## Exercise objective:
Each record needs to be transcribed word for word, though without its pictures.

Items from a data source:
++++++++++

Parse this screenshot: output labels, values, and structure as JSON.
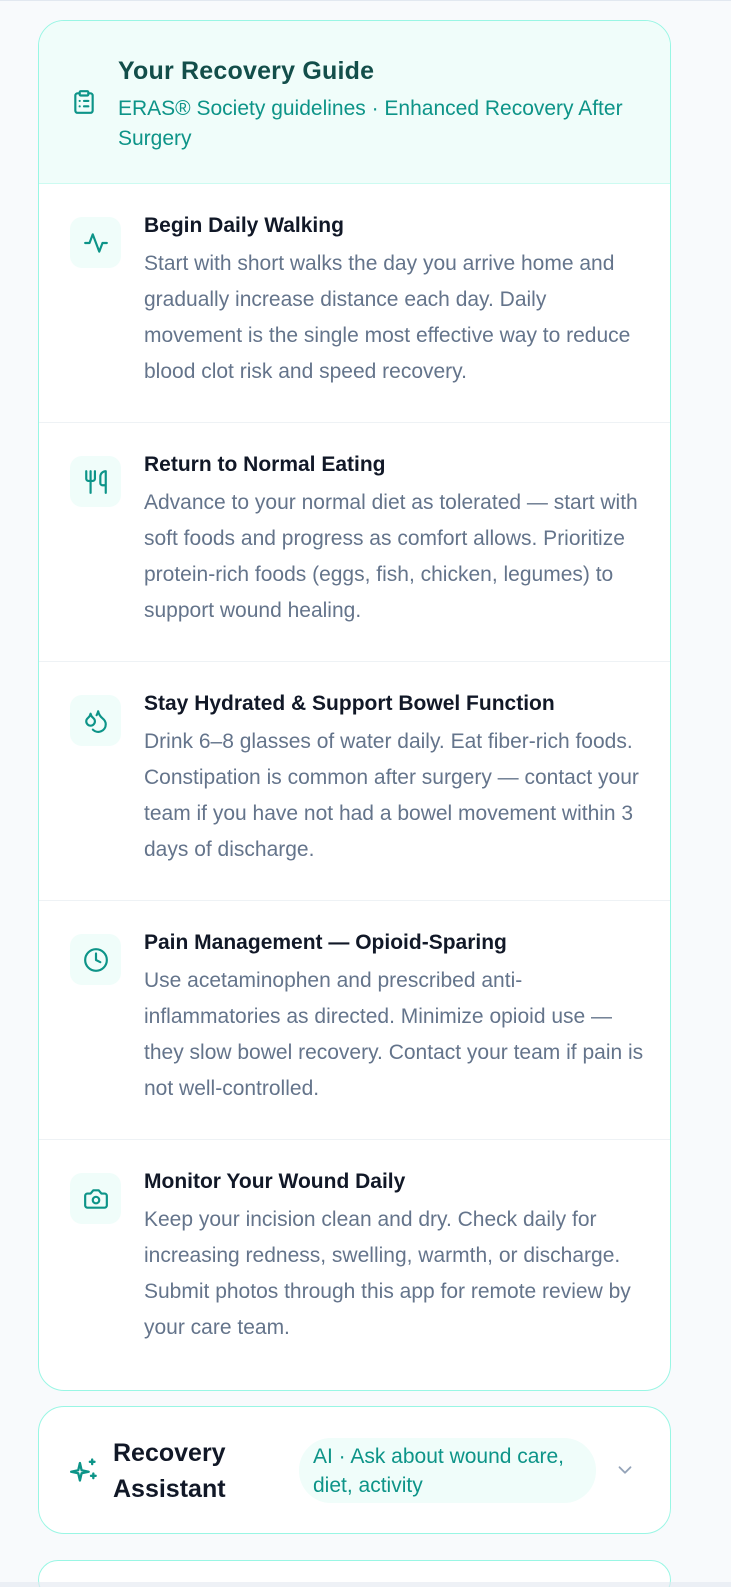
{
  "guide": {
    "title": "Your Recovery Guide",
    "subtitle": "ERAS® Society guidelines · Enhanced Recovery After Surgery",
    "header_icon": "clipboard-icon",
    "items": [
      {
        "icon": "activity-pulse-icon",
        "title": "Begin Daily Walking",
        "body": "Start with short walks the day you arrive home and gradually increase distance each day. Daily movement is the single most effective way to reduce blood clot risk and speed recovery."
      },
      {
        "icon": "utensils-icon",
        "title": "Return to Normal Eating",
        "body": "Advance to your normal diet as tolerated — start with soft foods and progress as comfort allows. Prioritize protein-rich foods (eggs, fish, chicken, legumes) to support wound healing."
      },
      {
        "icon": "droplets-icon",
        "title": "Stay Hydrated & Support Bowel Function",
        "body": "Drink 6–8 glasses of water daily. Eat fiber-rich foods. Constipation is common after surgery — contact your team if you have not had a bowel movement within 3 days of discharge."
      },
      {
        "icon": "clock-icon",
        "title": "Pain Management — Opioid-Sparing",
        "body": "Use acetaminophen and prescribed anti-inflammatories as directed. Minimize opioid use — they slow bowel recovery. Contact your team if pain is not well-controlled."
      },
      {
        "icon": "camera-icon",
        "title": "Monitor Your Wound Daily",
        "body": "Keep your incision clean and dry. Check daily for increasing redness, swelling, warmth, or discharge. Submit photos through this app for remote review by your care team."
      }
    ]
  },
  "assistant": {
    "icon": "sparkles-icon",
    "title": "Recovery Assistant",
    "badge": "AI · Ask about wound care, diet, activity",
    "chevron_icon": "chevron-down-icon"
  },
  "colors": {
    "accent": "#0d9488",
    "accent_dark": "#134e4a",
    "card_border": "#99f6e4",
    "header_bg": "#f0fdfa",
    "body_text": "#64748b",
    "title_text": "#111827"
  }
}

++++++++++

## Task answer:
Parse this screenshot: output labels, values, and structure as JSON.
{
  "guide": {
    "title": "Your Recovery Guide",
    "subtitle": "ERAS® Society guidelines · Enhanced Recovery After Surgery",
    "header_icon": "clipboard-icon",
    "items": [
      {
        "icon": "activity-pulse-icon",
        "title": "Begin Daily Walking",
        "body": "Start with short walks the day you arrive home and gradually increase distance each day. Daily movement is the single most effective way to reduce blood clot risk and speed recovery."
      },
      {
        "icon": "utensils-icon",
        "title": "Return to Normal Eating",
        "body": "Advance to your normal diet as tolerated — start with soft foods and progress as comfort allows. Prioritize protein-rich foods (eggs, fish, chicken, legumes) to support wound healing."
      },
      {
        "icon": "droplets-icon",
        "title": "Stay Hydrated & Support Bowel Function",
        "body": "Drink 6–8 glasses of water daily. Eat fiber-rich foods. Constipation is common after surgery — contact your team if you have not had a bowel movement within 3 days of discharge."
      },
      {
        "icon": "clock-icon",
        "title": "Pain Management — Opioid-Sparing",
        "body": "Use acetaminophen and prescribed anti-inflammatories as directed. Minimize opioid use — they slow bowel recovery. Contact your team if pain is not well-controlled."
      },
      {
        "icon": "camera-icon",
        "title": "Monitor Your Wound Daily",
        "body": "Keep your incision clean and dry. Check daily for increasing redness, swelling, warmth, or discharge. Submit photos through this app for remote review by your care team."
      }
    ]
  },
  "assistant": {
    "icon": "sparkles-icon",
    "title": "Recovery Assistant",
    "badge": "AI · Ask about wound care, diet, activity",
    "chevron_icon": "chevron-down-icon"
  },
  "colors": {
    "accent": "#0d9488",
    "accent_dark": "#134e4a",
    "card_border": "#99f6e4",
    "header_bg": "#f0fdfa",
    "body_text": "#64748b",
    "title_text": "#111827"
  }
}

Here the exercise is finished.